__SHORT TASK__
Faithfully return all lines, omitting every embedded picture.

-- STORED DATA start --

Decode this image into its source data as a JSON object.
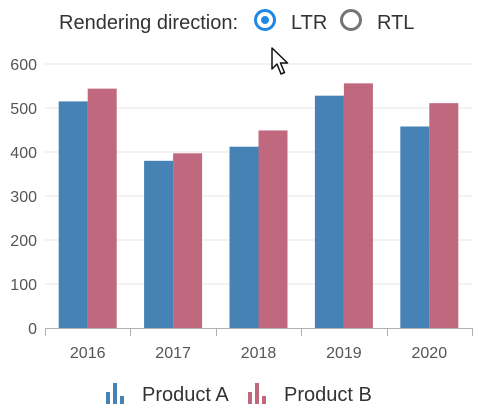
{
  "direction_selector": {
    "label": "Rendering direction:",
    "options": [
      {
        "label": "LTR",
        "checked": true
      },
      {
        "label": "RTL",
        "checked": false
      }
    ],
    "accent_color": "#1e88e5"
  },
  "chart_data": {
    "type": "bar",
    "categories": [
      "2016",
      "2017",
      "2018",
      "2019",
      "2020"
    ],
    "series": [
      {
        "name": "Product A",
        "color": "#4682b4",
        "values": [
          515,
          380,
          412,
          528,
          458
        ]
      },
      {
        "name": "Product B",
        "color": "#c0687e",
        "values": [
          544,
          397,
          449,
          556,
          511
        ]
      }
    ],
    "ylim": [
      0,
      600
    ],
    "yticks": [
      "0",
      "100",
      "200",
      "300",
      "400",
      "500",
      "600"
    ],
    "grid": true,
    "legend_position": "bottom"
  }
}
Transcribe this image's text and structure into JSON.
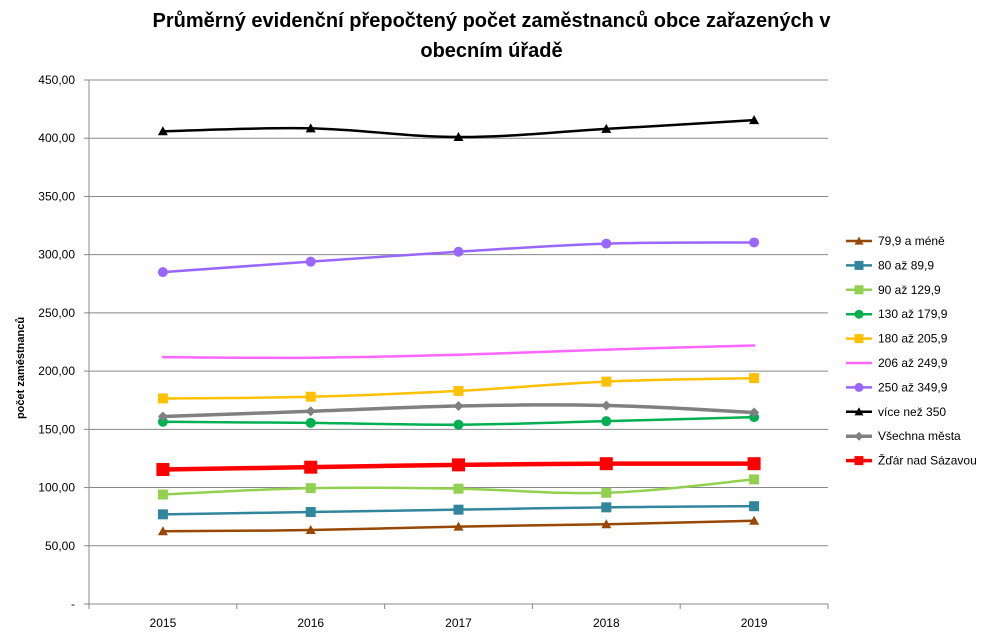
{
  "chart_data": {
    "type": "line",
    "title_line1": "Průměrný evidenční přepočtený počet zaměstnanců obce zařazených v",
    "title_line2": "obecním úřadě",
    "xlabel": "",
    "ylabel": "počet zaměstnanců",
    "categories": [
      "2015",
      "2016",
      "2017",
      "2018",
      "2019"
    ],
    "ylim": [
      0,
      450
    ],
    "y_ticks": [
      {
        "value": 0,
        "label": "-"
      },
      {
        "value": 50,
        "label": "50,00"
      },
      {
        "value": 100,
        "label": "100,00"
      },
      {
        "value": 150,
        "label": "150,00"
      },
      {
        "value": 200,
        "label": "200,00"
      },
      {
        "value": 250,
        "label": "250,00"
      },
      {
        "value": 300,
        "label": "300,00"
      },
      {
        "value": 350,
        "label": "350,00"
      },
      {
        "value": 400,
        "label": "400,00"
      },
      {
        "value": 450,
        "label": "450,00"
      }
    ],
    "grid": true,
    "legend_position": "right",
    "series": [
      {
        "name": "79,9 a méně",
        "color": "#974706",
        "marker": "triangle",
        "width": 2.5,
        "values": [
          62.5,
          63.5,
          66.5,
          68.5,
          71.5
        ]
      },
      {
        "name": "80 až 89,9",
        "color": "#31859C",
        "marker": "square",
        "width": 2.5,
        "values": [
          77,
          79,
          81,
          83,
          84
        ]
      },
      {
        "name": "90 až 129,9",
        "color": "#92D050",
        "marker": "square",
        "width": 2.5,
        "values": [
          94,
          99.5,
          99,
          95.5,
          107
        ]
      },
      {
        "name": "130 až 179,9",
        "color": "#00B050",
        "marker": "circle",
        "width": 2.5,
        "values": [
          156.5,
          155.5,
          154,
          157,
          160.5
        ]
      },
      {
        "name": "180 až 205,9",
        "color": "#FFC000",
        "marker": "square",
        "width": 2.5,
        "values": [
          176.5,
          178,
          183,
          191,
          194
        ]
      },
      {
        "name": "206 až 249,9",
        "color": "#FF66FF",
        "marker": "none",
        "width": 2.5,
        "values": [
          212,
          211.5,
          214,
          218.5,
          222
        ]
      },
      {
        "name": "250 až 349,9",
        "color": "#9966FF",
        "marker": "circle",
        "width": 2.5,
        "values": [
          285,
          294,
          302.5,
          309.5,
          310.5
        ]
      },
      {
        "name": "více než 350",
        "color": "#000000",
        "marker": "triangle",
        "width": 2.5,
        "values": [
          406,
          408.5,
          401,
          408,
          415.5
        ]
      },
      {
        "name": "Všechna města",
        "color": "#808080",
        "marker": "diamond",
        "width": 3.5,
        "values": [
          161,
          165.5,
          170,
          170.5,
          164.5
        ]
      },
      {
        "name": "Žďár nad Sázavou",
        "color": "#FF0000",
        "marker": "square",
        "width": 4.5,
        "values": [
          115.5,
          117.5,
          119.5,
          120.5,
          120.5
        ]
      }
    ]
  }
}
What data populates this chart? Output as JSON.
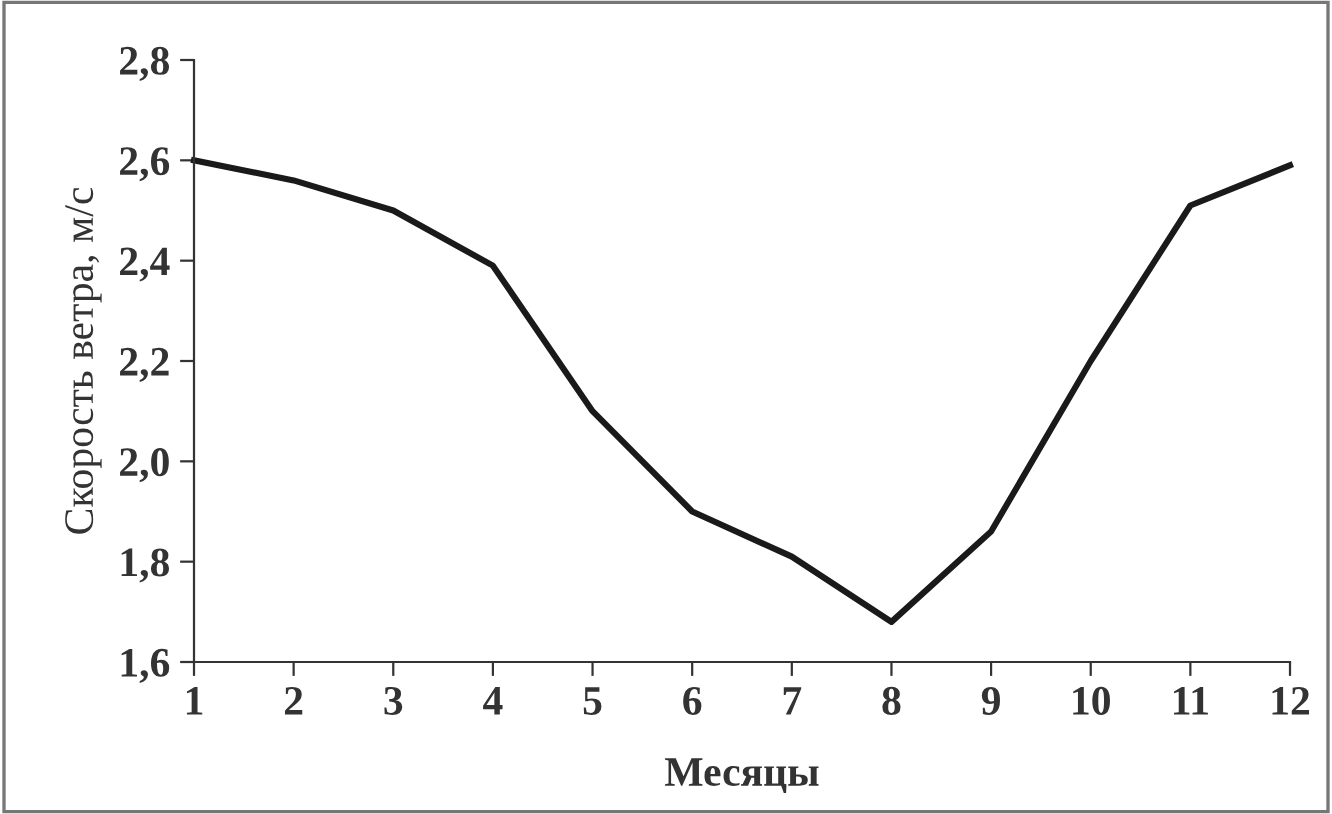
{
  "chart_data": {
    "type": "line",
    "xlabel": "Месяцы",
    "ylabel": "Скорость ветра, м/с",
    "x": [
      1,
      2,
      3,
      4,
      5,
      6,
      7,
      8,
      9,
      10,
      11,
      12
    ],
    "series": [
      {
        "color": "#1a1a1a",
        "values": [
          2.6,
          2.56,
          2.5,
          2.39,
          2.1,
          1.9,
          1.81,
          1.68,
          1.86,
          2.2,
          2.51,
          2.59
        ]
      }
    ],
    "xlim": [
      1,
      12
    ],
    "xticks": [
      1,
      2,
      3,
      4,
      5,
      6,
      7,
      8,
      9,
      10,
      11,
      12
    ],
    "ylim": [
      1.6,
      2.8
    ],
    "yticks": [
      {
        "value": 1.6,
        "label": "1,6"
      },
      {
        "value": 1.8,
        "label": "1,8"
      },
      {
        "value": 2.0,
        "label": "2,0"
      },
      {
        "value": 2.2,
        "label": "2,2"
      },
      {
        "value": 2.4,
        "label": "2,4"
      },
      {
        "value": 2.6,
        "label": "2,6"
      },
      {
        "value": 2.8,
        "label": "2,8"
      }
    ],
    "grid": false,
    "legend": false,
    "marker": "none",
    "line_style": "solid"
  }
}
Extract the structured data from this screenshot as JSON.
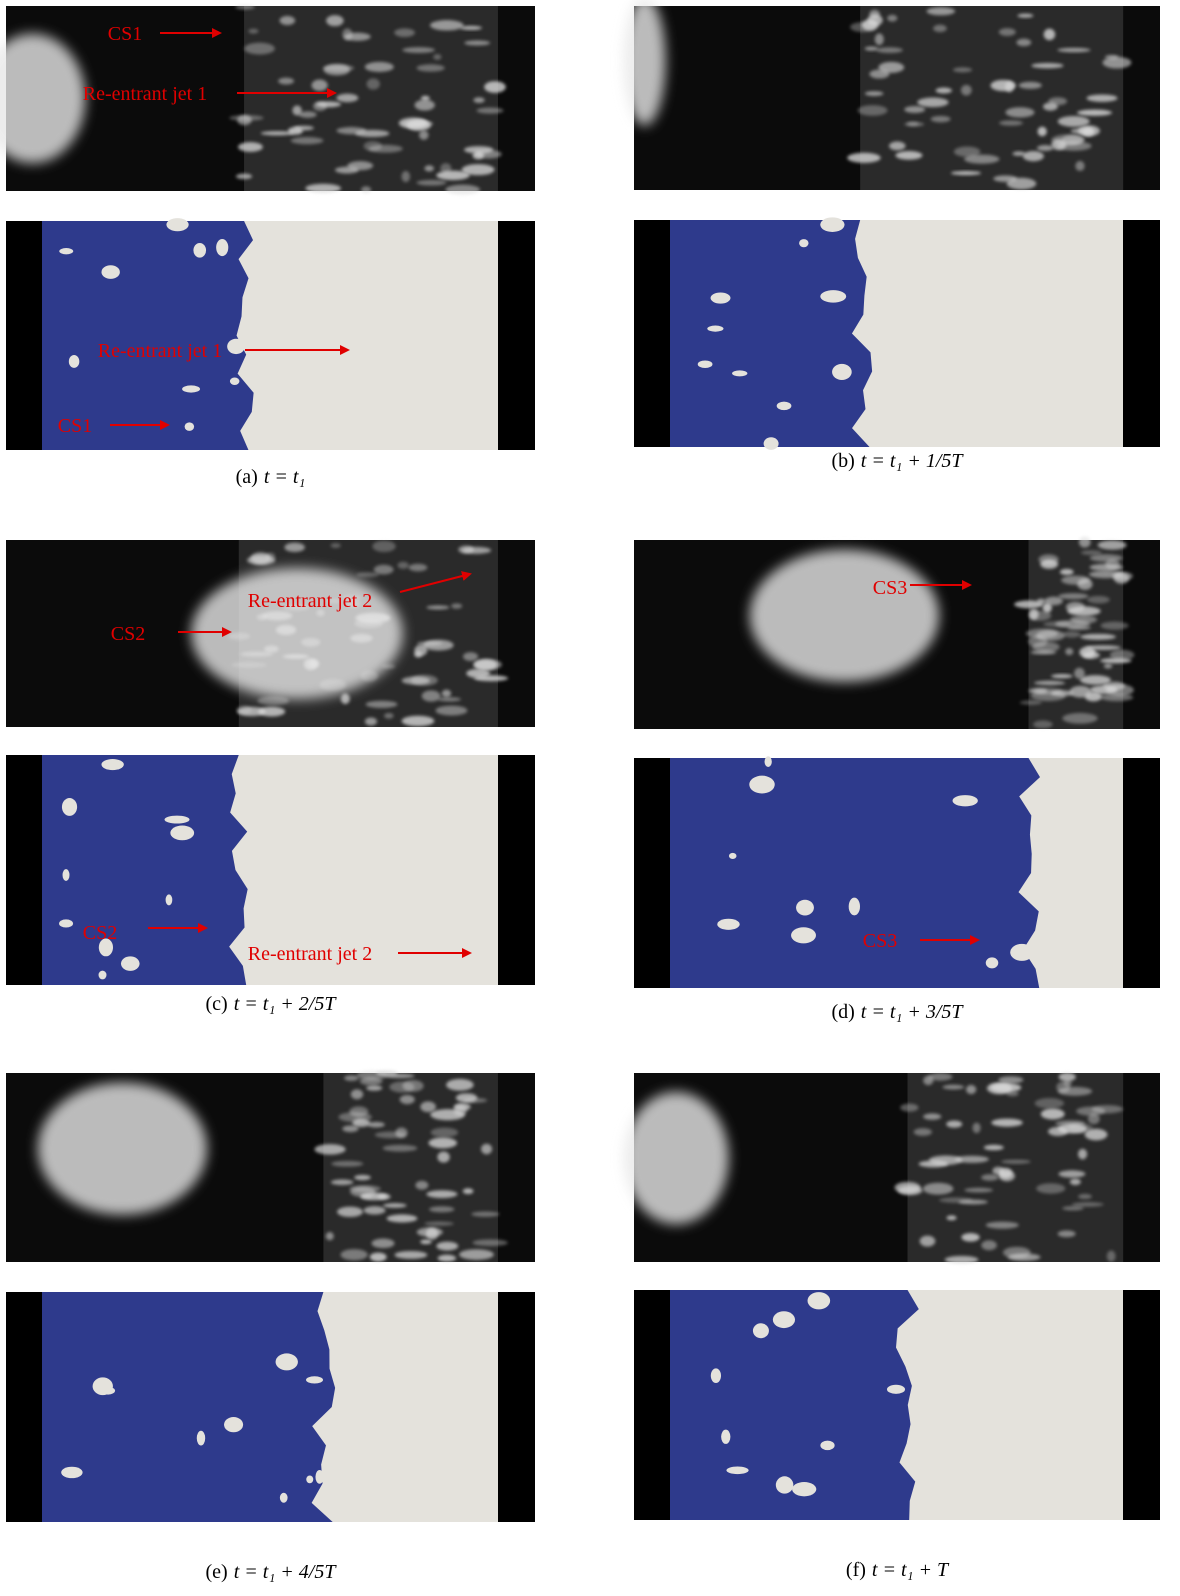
{
  "panels": [
    {
      "label": "(a)",
      "expr": "t = t₁",
      "photo_annotations": [
        "CS1",
        "Re-entrant jet 1"
      ],
      "sim_annotations": [
        "Re-entrant jet 1",
        "CS1"
      ]
    },
    {
      "label": "(b)",
      "expr": "t = t₁ + 1/5T",
      "photo_annotations": [],
      "sim_annotations": []
    },
    {
      "label": "(c)",
      "expr": "t = t₁ + 2/5T",
      "photo_annotations": [
        "CS2",
        "Re-entrant jet 2"
      ],
      "sim_annotations": [
        "CS2",
        "Re-entrant jet 2"
      ]
    },
    {
      "label": "(d)",
      "expr": "t = t₁ + 3/5T",
      "photo_annotations": [
        "CS3"
      ],
      "sim_annotations": [
        "CS3"
      ]
    },
    {
      "label": "(e)",
      "expr": "t = t₁ + 4/5T",
      "photo_annotations": [],
      "sim_annotations": []
    },
    {
      "label": "(f)",
      "expr": "t = t₁ + T",
      "photo_annotations": [],
      "sim_annotations": []
    }
  ]
}
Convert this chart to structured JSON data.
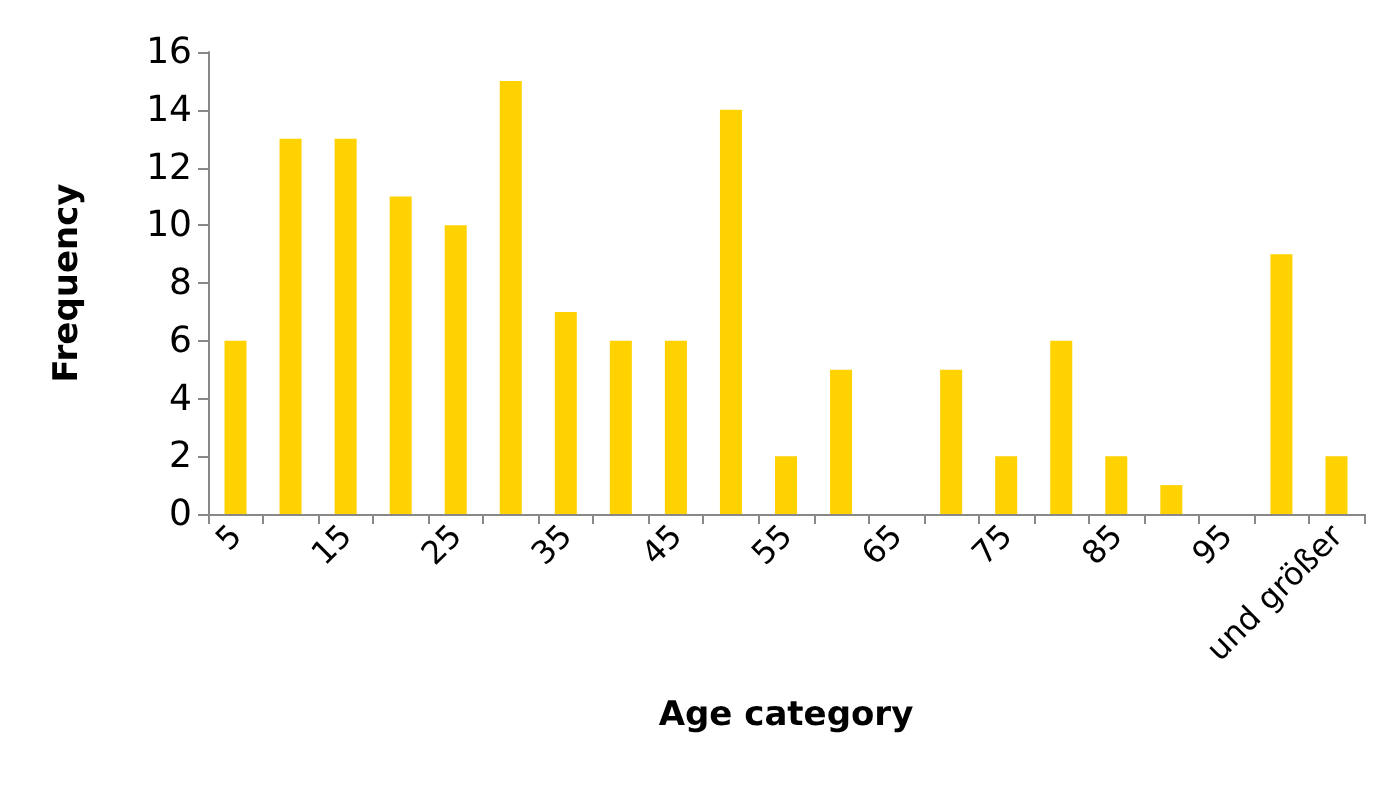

-- STORED DATA end --

__SOLUTION FOR THIS PROBLEM__
Decode this image into its source data as a JSON object.
{
  "direction_selector": {
    "label": "Rendering direction:",
    "options": [
      {
        "label": "LTR",
        "checked": true
      },
      {
        "label": "RTL",
        "checked": false
      }
    ],
    "accent_color": "#1e88e5"
  },
  "chart_data": {
    "type": "bar",
    "categories": [
      "2016",
      "2017",
      "2018",
      "2019",
      "2020"
    ],
    "series": [
      {
        "name": "Product A",
        "color": "#4682b4",
        "values": [
          515,
          380,
          412,
          528,
          458
        ]
      },
      {
        "name": "Product B",
        "color": "#c0687e",
        "values": [
          544,
          397,
          449,
          556,
          511
        ]
      }
    ],
    "ylim": [
      0,
      600
    ],
    "yticks": [
      "0",
      "100",
      "200",
      "300",
      "400",
      "500",
      "600"
    ],
    "grid": true,
    "legend_position": "bottom"
  }
}
Transcribe this image's text and structure into JSON.
{
  "chart_data": {
    "type": "line",
    "title_line1": "Průměrný evidenční přepočtený počet zaměstnanců obce zařazených v",
    "title_line2": "obecním úřadě",
    "xlabel": "",
    "ylabel": "počet zaměstnanců",
    "categories": [
      "2015",
      "2016",
      "2017",
      "2018",
      "2019"
    ],
    "ylim": [
      0,
      450
    ],
    "y_ticks": [
      {
        "value": 0,
        "label": "-"
      },
      {
        "value": 50,
        "label": "50,00"
      },
      {
        "value": 100,
        "label": "100,00"
      },
      {
        "value": 150,
        "label": "150,00"
      },
      {
        "value": 200,
        "label": "200,00"
      },
      {
        "value": 250,
        "label": "250,00"
      },
      {
        "value": 300,
        "label": "300,00"
      },
      {
        "value": 350,
        "label": "350,00"
      },
      {
        "value": 400,
        "label": "400,00"
      },
      {
        "value": 450,
        "label": "450,00"
      }
    ],
    "grid": true,
    "legend_position": "right",
    "series": [
      {
        "name": "79,9 a méně",
        "color": "#974706",
        "marker": "triangle",
        "width": 2.5,
        "values": [
          62.5,
          63.5,
          66.5,
          68.5,
          71.5
        ]
      },
      {
        "name": "80 až 89,9",
        "color": "#31859C",
        "marker": "square",
        "width": 2.5,
        "values": [
          77,
          79,
          81,
          83,
          84
        ]
      },
      {
        "name": "90 až 129,9",
        "color": "#92D050",
        "marker": "square",
        "width": 2.5,
        "values": [
          94,
          99.5,
          99,
          95.5,
          107
        ]
      },
      {
        "name": "130 až 179,9",
        "color": "#00B050",
        "marker": "circle",
        "width": 2.5,
        "values": [
          156.5,
          155.5,
          154,
          157,
          160.5
        ]
      },
      {
        "name": "180 až 205,9",
        "color": "#FFC000",
        "marker": "square",
        "width": 2.5,
        "values": [
          176.5,
          178,
          183,
          191,
          194
        ]
      },
      {
        "name": "206 až 249,9",
        "color": "#FF66FF",
        "marker": "none",
        "width": 2.5,
        "values": [
          212,
          211.5,
          214,
          218.5,
          222
        ]
      },
      {
        "name": "250 až 349,9",
        "color": "#9966FF",
        "marker": "circle",
        "width": 2.5,
        "values": [
          285,
          294,
          302.5,
          309.5,
          310.5
        ]
      },
      {
        "name": "více než 350",
        "color": "#000000",
        "marker": "triangle",
        "width": 2.5,
        "values": [
          406,
          408.5,
          401,
          408,
          415.5
        ]
      },
      {
        "name": "Všechna města",
        "color": "#808080",
        "marker": "diamond",
        "width": 3.5,
        "values": [
          161,
          165.5,
          170,
          170.5,
          164.5
        ]
      },
      {
        "name": "Žďár nad Sázavou",
        "color": "#FF0000",
        "marker": "square",
        "width": 4.5,
        "values": [
          115.5,
          117.5,
          119.5,
          120.5,
          120.5
        ]
      }
    ]
  }
}
What data populates this chart? Output as JSON.
{
  "chart_data": {
    "type": "line",
    "xlabel": "Месяцы",
    "ylabel": "Скорость ветра, м/с",
    "x": [
      1,
      2,
      3,
      4,
      5,
      6,
      7,
      8,
      9,
      10,
      11,
      12
    ],
    "series": [
      {
        "color": "#1a1a1a",
        "values": [
          2.6,
          2.56,
          2.5,
          2.39,
          2.1,
          1.9,
          1.81,
          1.68,
          1.86,
          2.2,
          2.51,
          2.59
        ]
      }
    ],
    "xlim": [
      1,
      12
    ],
    "xticks": [
      1,
      2,
      3,
      4,
      5,
      6,
      7,
      8,
      9,
      10,
      11,
      12
    ],
    "ylim": [
      1.6,
      2.8
    ],
    "yticks": [
      {
        "value": 1.6,
        "label": "1,6"
      },
      {
        "value": 1.8,
        "label": "1,8"
      },
      {
        "value": 2.0,
        "label": "2,0"
      },
      {
        "value": 2.2,
        "label": "2,2"
      },
      {
        "value": 2.4,
        "label": "2,4"
      },
      {
        "value": 2.6,
        "label": "2,6"
      },
      {
        "value": 2.8,
        "label": "2,8"
      }
    ],
    "grid": false,
    "legend": false,
    "marker": "none",
    "line_style": "solid"
  }
}
Extract the structured data from this screenshot as JSON.
{
  "panels": [
    {
      "label": "(a)",
      "expr": "t = t₁",
      "photo_annotations": [
        "CS1",
        "Re-entrant jet 1"
      ],
      "sim_annotations": [
        "Re-entrant jet 1",
        "CS1"
      ]
    },
    {
      "label": "(b)",
      "expr": "t = t₁ + 1/5T",
      "photo_annotations": [],
      "sim_annotations": []
    },
    {
      "label": "(c)",
      "expr": "t = t₁ + 2/5T",
      "photo_annotations": [
        "CS2",
        "Re-entrant jet 2"
      ],
      "sim_annotations": [
        "CS2",
        "Re-entrant jet 2"
      ]
    },
    {
      "label": "(d)",
      "expr": "t = t₁ + 3/5T",
      "photo_annotations": [
        "CS3"
      ],
      "sim_annotations": [
        "CS3"
      ]
    },
    {
      "label": "(e)",
      "expr": "t = t₁ + 4/5T",
      "photo_annotations": [],
      "sim_annotations": []
    },
    {
      "label": "(f)",
      "expr": "t = t₁ + T",
      "photo_annotations": [],
      "sim_annotations": []
    }
  ]
}
Convert this chart to structured JSON data.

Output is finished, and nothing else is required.